**PROBLEM**
Copy every line of these entries exactly as it appears.

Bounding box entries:
----

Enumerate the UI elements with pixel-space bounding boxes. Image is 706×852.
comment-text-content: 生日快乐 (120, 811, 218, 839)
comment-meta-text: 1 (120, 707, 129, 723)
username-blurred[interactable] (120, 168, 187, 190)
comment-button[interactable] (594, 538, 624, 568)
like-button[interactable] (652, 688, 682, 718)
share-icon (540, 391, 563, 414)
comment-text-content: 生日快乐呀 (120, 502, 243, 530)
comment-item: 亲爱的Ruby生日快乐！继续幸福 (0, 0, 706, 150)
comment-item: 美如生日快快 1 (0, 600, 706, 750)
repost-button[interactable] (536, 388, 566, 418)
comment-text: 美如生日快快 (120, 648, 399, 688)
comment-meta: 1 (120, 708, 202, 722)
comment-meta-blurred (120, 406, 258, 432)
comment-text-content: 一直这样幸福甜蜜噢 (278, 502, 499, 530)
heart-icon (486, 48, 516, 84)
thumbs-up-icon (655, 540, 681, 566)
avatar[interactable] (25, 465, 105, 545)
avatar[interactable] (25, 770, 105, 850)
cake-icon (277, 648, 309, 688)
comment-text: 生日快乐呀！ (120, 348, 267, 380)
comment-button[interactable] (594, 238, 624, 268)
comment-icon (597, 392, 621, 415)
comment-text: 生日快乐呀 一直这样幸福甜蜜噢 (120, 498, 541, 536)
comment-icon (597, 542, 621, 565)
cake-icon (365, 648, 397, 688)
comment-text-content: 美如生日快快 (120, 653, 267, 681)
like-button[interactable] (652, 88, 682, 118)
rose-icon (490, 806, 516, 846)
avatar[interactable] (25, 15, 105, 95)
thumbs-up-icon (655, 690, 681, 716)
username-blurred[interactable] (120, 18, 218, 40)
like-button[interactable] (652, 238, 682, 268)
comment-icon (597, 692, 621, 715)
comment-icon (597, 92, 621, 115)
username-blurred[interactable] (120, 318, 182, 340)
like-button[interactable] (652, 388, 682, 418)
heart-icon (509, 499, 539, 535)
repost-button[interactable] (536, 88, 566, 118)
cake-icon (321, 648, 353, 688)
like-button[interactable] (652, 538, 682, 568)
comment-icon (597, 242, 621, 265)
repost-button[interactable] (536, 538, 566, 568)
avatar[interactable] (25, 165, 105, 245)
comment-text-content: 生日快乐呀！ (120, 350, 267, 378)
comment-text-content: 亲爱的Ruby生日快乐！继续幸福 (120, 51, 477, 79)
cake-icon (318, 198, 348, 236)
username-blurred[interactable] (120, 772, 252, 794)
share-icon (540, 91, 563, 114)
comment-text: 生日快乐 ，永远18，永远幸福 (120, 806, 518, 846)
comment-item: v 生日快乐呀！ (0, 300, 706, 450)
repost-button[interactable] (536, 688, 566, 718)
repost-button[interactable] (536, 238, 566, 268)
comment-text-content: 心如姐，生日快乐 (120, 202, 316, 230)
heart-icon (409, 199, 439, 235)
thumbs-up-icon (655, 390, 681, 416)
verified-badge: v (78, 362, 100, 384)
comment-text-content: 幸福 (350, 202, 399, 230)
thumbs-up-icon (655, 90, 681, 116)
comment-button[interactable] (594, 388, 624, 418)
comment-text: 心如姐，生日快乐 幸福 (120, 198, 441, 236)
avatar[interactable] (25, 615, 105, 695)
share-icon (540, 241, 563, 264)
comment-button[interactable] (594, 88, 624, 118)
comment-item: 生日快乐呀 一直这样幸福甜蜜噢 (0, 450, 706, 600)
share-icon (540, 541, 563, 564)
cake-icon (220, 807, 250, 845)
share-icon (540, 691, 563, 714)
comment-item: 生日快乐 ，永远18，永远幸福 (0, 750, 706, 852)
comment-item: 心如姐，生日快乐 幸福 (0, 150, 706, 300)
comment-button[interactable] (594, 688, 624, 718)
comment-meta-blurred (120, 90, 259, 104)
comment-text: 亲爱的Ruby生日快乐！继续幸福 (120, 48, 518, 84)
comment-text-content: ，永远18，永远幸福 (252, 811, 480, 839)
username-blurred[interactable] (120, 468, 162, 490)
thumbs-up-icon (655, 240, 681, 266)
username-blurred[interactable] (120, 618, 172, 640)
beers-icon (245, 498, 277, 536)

----

**RESPONSE TO THIS TASK**
Enumerate the UI elements with pixel-space bounding boxes. Image is 706×852.
comment-text-content: 生日快乐 (120, 811, 218, 839)
comment-meta-text: 1 (120, 707, 129, 723)
username-blurred[interactable] (120, 168, 187, 190)
comment-button[interactable] (594, 538, 624, 568)
like-button[interactable] (652, 688, 682, 718)
share-icon (540, 391, 563, 414)
comment-text-content: 生日快乐呀 (120, 502, 243, 530)
comment-item: 亲爱的Ruby生日快乐！继续幸福 (0, 0, 706, 150)
comment-item: 美如生日快快 1 (0, 600, 706, 750)
repost-button[interactable] (536, 388, 566, 418)
comment-text: 美如生日快快 (120, 648, 399, 688)
comment-meta: 1 (120, 708, 202, 722)
comment-meta-blurred (120, 406, 258, 432)
comment-text-content: 一直这样幸福甜蜜噢 (278, 502, 499, 530)
heart-icon (486, 48, 516, 84)
thumbs-up-icon (655, 540, 681, 566)
avatar[interactable] (25, 465, 105, 545)
avatar[interactable] (25, 770, 105, 850)
cake-icon (277, 648, 309, 688)
comment-text: 生日快乐呀！ (120, 348, 267, 380)
comment-button[interactable] (594, 238, 624, 268)
comment-icon (597, 392, 621, 415)
comment-text: 生日快乐呀 一直这样幸福甜蜜噢 (120, 498, 541, 536)
comment-icon (597, 542, 621, 565)
cake-icon (365, 648, 397, 688)
comment-text-content: 美如生日快快 (120, 653, 267, 681)
like-button[interactable] (652, 88, 682, 118)
rose-icon (490, 806, 516, 846)
avatar[interactable] (25, 15, 105, 95)
thumbs-up-icon (655, 690, 681, 716)
username-blurred[interactable] (120, 18, 218, 40)
like-button[interactable] (652, 238, 682, 268)
comment-icon (597, 692, 621, 715)
comment-icon (597, 92, 621, 115)
username-blurred[interactable] (120, 318, 182, 340)
like-button[interactable] (652, 388, 682, 418)
heart-icon (509, 499, 539, 535)
repost-button[interactable] (536, 88, 566, 118)
cake-icon (321, 648, 353, 688)
like-button[interactable] (652, 538, 682, 568)
comment-icon (597, 242, 621, 265)
repost-button[interactable] (536, 538, 566, 568)
avatar[interactable] (25, 165, 105, 245)
comment-text-content: 生日快乐呀！ (120, 350, 267, 378)
comment-text-content: 亲爱的Ruby生日快乐！继续幸福 (120, 51, 477, 79)
cake-icon (318, 198, 348, 236)
username-blurred[interactable] (120, 772, 252, 794)
share-icon (540, 91, 563, 114)
comment-text: 生日快乐 ，永远18，永远幸福 (120, 806, 518, 846)
comment-item: v 生日快乐呀！ (0, 300, 706, 450)
repost-button[interactable] (536, 688, 566, 718)
repost-button[interactable] (536, 238, 566, 268)
comment-text-content: 心如姐，生日快乐 (120, 202, 316, 230)
heart-icon (409, 199, 439, 235)
thumbs-up-icon (655, 390, 681, 416)
verified-badge: v (78, 362, 100, 384)
comment-text-content: 幸福 (350, 202, 399, 230)
thumbs-up-icon (655, 90, 681, 116)
comment-button[interactable] (594, 388, 624, 418)
comment-text: 心如姐，生日快乐 幸福 (120, 198, 441, 236)
avatar[interactable] (25, 615, 105, 695)
share-icon (540, 241, 563, 264)
comment-button[interactable] (594, 88, 624, 118)
comment-item: 生日快乐呀 一直这样幸福甜蜜噢 (0, 450, 706, 600)
share-icon (540, 541, 563, 564)
cake-icon (220, 807, 250, 845)
share-icon (540, 691, 563, 714)
comment-item: 生日快乐 ，永远18，永远幸福 (0, 750, 706, 852)
comment-item: 心如姐，生日快乐 幸福 (0, 150, 706, 300)
comment-button[interactable] (594, 688, 624, 718)
comment-meta-blurred (120, 90, 259, 104)
comment-text: 亲爱的Ruby生日快乐！继续幸福 (120, 48, 518, 84)
comment-text-content: ，永远18，永远幸福 (252, 811, 480, 839)
username-blurred[interactable] (120, 468, 162, 490)
thumbs-up-icon (655, 240, 681, 266)
username-blurred[interactable] (120, 618, 172, 640)
beers-icon (245, 498, 277, 536)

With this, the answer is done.